_Exercise goal_
Write out each record again exactly as it stands.

-- Data to process start --

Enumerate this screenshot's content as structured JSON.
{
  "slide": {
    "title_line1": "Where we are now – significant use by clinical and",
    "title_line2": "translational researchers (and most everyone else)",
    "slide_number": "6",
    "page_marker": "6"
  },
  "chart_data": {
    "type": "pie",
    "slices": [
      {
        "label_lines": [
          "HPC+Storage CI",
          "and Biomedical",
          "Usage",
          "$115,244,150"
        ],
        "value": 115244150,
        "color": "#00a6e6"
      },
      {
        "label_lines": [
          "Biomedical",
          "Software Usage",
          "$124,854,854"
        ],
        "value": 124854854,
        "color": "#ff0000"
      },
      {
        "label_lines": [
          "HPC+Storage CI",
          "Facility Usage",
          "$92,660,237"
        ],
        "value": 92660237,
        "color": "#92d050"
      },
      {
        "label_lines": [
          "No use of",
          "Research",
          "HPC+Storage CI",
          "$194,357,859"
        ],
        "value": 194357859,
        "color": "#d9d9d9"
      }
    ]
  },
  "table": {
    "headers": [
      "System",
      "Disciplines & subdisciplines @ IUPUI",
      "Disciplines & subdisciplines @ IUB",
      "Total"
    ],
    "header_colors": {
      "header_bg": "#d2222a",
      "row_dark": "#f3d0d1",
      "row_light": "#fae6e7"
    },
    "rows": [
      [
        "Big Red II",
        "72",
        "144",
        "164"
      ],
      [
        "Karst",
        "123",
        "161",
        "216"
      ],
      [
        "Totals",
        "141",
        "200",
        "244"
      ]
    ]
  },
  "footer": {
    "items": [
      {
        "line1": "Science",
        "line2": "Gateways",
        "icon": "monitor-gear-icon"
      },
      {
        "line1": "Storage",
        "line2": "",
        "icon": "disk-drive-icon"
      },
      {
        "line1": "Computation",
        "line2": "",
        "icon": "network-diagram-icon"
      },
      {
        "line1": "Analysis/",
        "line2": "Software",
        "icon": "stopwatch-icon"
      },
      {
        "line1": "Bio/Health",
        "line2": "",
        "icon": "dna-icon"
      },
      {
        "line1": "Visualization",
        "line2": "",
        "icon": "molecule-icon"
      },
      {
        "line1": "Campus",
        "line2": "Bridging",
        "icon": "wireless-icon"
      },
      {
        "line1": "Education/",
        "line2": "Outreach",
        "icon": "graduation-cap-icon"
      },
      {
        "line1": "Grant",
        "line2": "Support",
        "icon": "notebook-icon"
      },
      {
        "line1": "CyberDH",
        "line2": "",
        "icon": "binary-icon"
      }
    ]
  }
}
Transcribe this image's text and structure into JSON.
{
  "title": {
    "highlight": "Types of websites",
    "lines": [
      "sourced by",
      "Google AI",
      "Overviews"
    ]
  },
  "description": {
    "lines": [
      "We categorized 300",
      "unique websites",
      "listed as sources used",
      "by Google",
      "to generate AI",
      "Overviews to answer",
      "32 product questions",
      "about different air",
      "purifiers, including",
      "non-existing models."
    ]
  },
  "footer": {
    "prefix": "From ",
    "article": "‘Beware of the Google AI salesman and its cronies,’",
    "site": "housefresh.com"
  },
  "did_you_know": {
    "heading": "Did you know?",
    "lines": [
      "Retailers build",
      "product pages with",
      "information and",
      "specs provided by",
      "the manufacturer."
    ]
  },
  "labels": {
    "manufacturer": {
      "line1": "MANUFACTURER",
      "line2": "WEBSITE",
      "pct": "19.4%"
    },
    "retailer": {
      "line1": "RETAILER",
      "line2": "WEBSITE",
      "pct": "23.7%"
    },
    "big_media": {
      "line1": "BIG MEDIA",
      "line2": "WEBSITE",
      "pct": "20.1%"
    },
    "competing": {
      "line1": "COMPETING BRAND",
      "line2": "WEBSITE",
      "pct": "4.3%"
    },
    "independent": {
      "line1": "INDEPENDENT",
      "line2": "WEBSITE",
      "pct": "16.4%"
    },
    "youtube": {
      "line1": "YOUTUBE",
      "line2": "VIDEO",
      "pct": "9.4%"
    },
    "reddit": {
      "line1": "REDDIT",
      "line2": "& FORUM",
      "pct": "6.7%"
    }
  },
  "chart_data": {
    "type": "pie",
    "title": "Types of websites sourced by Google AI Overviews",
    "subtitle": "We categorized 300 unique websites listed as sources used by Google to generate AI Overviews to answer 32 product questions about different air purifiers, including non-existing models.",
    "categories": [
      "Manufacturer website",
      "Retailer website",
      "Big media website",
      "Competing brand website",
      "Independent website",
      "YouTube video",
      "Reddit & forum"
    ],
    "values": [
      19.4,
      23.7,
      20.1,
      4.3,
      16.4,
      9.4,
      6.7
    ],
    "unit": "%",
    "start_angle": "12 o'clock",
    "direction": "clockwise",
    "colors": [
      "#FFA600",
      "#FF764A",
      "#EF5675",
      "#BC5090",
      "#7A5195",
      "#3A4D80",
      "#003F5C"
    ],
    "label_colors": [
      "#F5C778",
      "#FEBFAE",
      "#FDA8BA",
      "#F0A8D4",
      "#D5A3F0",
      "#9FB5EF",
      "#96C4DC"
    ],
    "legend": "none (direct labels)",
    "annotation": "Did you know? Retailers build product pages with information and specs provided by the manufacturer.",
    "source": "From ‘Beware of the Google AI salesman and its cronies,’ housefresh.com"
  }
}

-- Data to process end --

_Worked answer_
Enumerate this screenshot's content as structured JSON.
{
  "slide": {
    "title_line1": "Where we are now – significant use by clinical and",
    "title_line2": "translational researchers (and most everyone else)",
    "slide_number": "6",
    "page_marker": "6"
  },
  "chart_data": {
    "type": "pie",
    "slices": [
      {
        "label_lines": [
          "HPC+Storage CI",
          "and Biomedical",
          "Usage",
          "$115,244,150"
        ],
        "value": 115244150,
        "color": "#00a6e6"
      },
      {
        "label_lines": [
          "Biomedical",
          "Software Usage",
          "$124,854,854"
        ],
        "value": 124854854,
        "color": "#ff0000"
      },
      {
        "label_lines": [
          "HPC+Storage CI",
          "Facility Usage",
          "$92,660,237"
        ],
        "value": 92660237,
        "color": "#92d050"
      },
      {
        "label_lines": [
          "No use of",
          "Research",
          "HPC+Storage CI",
          "$194,357,859"
        ],
        "value": 194357859,
        "color": "#d9d9d9"
      }
    ]
  },
  "table": {
    "headers": [
      "System",
      "Disciplines & subdisciplines @ IUPUI",
      "Disciplines & subdisciplines @ IUB",
      "Total"
    ],
    "header_colors": {
      "header_bg": "#d2222a",
      "row_dark": "#f3d0d1",
      "row_light": "#fae6e7"
    },
    "rows": [
      [
        "Big Red II",
        "72",
        "144",
        "164"
      ],
      [
        "Karst",
        "123",
        "161",
        "216"
      ],
      [
        "Totals",
        "141",
        "200",
        "244"
      ]
    ]
  },
  "footer": {
    "items": [
      {
        "line1": "Science",
        "line2": "Gateways",
        "icon": "monitor-gear-icon"
      },
      {
        "line1": "Storage",
        "line2": "",
        "icon": "disk-drive-icon"
      },
      {
        "line1": "Computation",
        "line2": "",
        "icon": "network-diagram-icon"
      },
      {
        "line1": "Analysis/",
        "line2": "Software",
        "icon": "stopwatch-icon"
      },
      {
        "line1": "Bio/Health",
        "line2": "",
        "icon": "dna-icon"
      },
      {
        "line1": "Visualization",
        "line2": "",
        "icon": "molecule-icon"
      },
      {
        "line1": "Campus",
        "line2": "Bridging",
        "icon": "wireless-icon"
      },
      {
        "line1": "Education/",
        "line2": "Outreach",
        "icon": "graduation-cap-icon"
      },
      {
        "line1": "Grant",
        "line2": "Support",
        "icon": "notebook-icon"
      },
      {
        "line1": "CyberDH",
        "line2": "",
        "icon": "binary-icon"
      }
    ]
  }
}
Transcribe this image's text and structure into JSON.
{
  "title": {
    "highlight": "Types of websites",
    "lines": [
      "sourced by",
      "Google AI",
      "Overviews"
    ]
  },
  "description": {
    "lines": [
      "We categorized 300",
      "unique websites",
      "listed as sources used",
      "by Google",
      "to generate AI",
      "Overviews to answer",
      "32 product questions",
      "about different air",
      "purifiers, including",
      "non-existing models."
    ]
  },
  "footer": {
    "prefix": "From ",
    "article": "‘Beware of the Google AI salesman and its cronies,’",
    "site": "housefresh.com"
  },
  "did_you_know": {
    "heading": "Did you know?",
    "lines": [
      "Retailers build",
      "product pages with",
      "information and",
      "specs provided by",
      "the manufacturer."
    ]
  },
  "labels": {
    "manufacturer": {
      "line1": "MANUFACTURER",
      "line2": "WEBSITE",
      "pct": "19.4%"
    },
    "retailer": {
      "line1": "RETAILER",
      "line2": "WEBSITE",
      "pct": "23.7%"
    },
    "big_media": {
      "line1": "BIG MEDIA",
      "line2": "WEBSITE",
      "pct": "20.1%"
    },
    "competing": {
      "line1": "COMPETING BRAND",
      "line2": "WEBSITE",
      "pct": "4.3%"
    },
    "independent": {
      "line1": "INDEPENDENT",
      "line2": "WEBSITE",
      "pct": "16.4%"
    },
    "youtube": {
      "line1": "YOUTUBE",
      "line2": "VIDEO",
      "pct": "9.4%"
    },
    "reddit": {
      "line1": "REDDIT",
      "line2": "& FORUM",
      "pct": "6.7%"
    }
  },
  "chart_data": {
    "type": "pie",
    "title": "Types of websites sourced by Google AI Overviews",
    "subtitle": "We categorized 300 unique websites listed as sources used by Google to generate AI Overviews to answer 32 product questions about different air purifiers, including non-existing models.",
    "categories": [
      "Manufacturer website",
      "Retailer website",
      "Big media website",
      "Competing brand website",
      "Independent website",
      "YouTube video",
      "Reddit & forum"
    ],
    "values": [
      19.4,
      23.7,
      20.1,
      4.3,
      16.4,
      9.4,
      6.7
    ],
    "unit": "%",
    "start_angle": "12 o'clock",
    "direction": "clockwise",
    "colors": [
      "#FFA600",
      "#FF764A",
      "#EF5675",
      "#BC5090",
      "#7A5195",
      "#3A4D80",
      "#003F5C"
    ],
    "label_colors": [
      "#F5C778",
      "#FEBFAE",
      "#FDA8BA",
      "#F0A8D4",
      "#D5A3F0",
      "#9FB5EF",
      "#96C4DC"
    ],
    "legend": "none (direct labels)",
    "annotation": "Did you know? Retailers build product pages with information and specs provided by the manufacturer.",
    "source": "From ‘Beware of the Google AI salesman and its cronies,’ housefresh.com"
  }
}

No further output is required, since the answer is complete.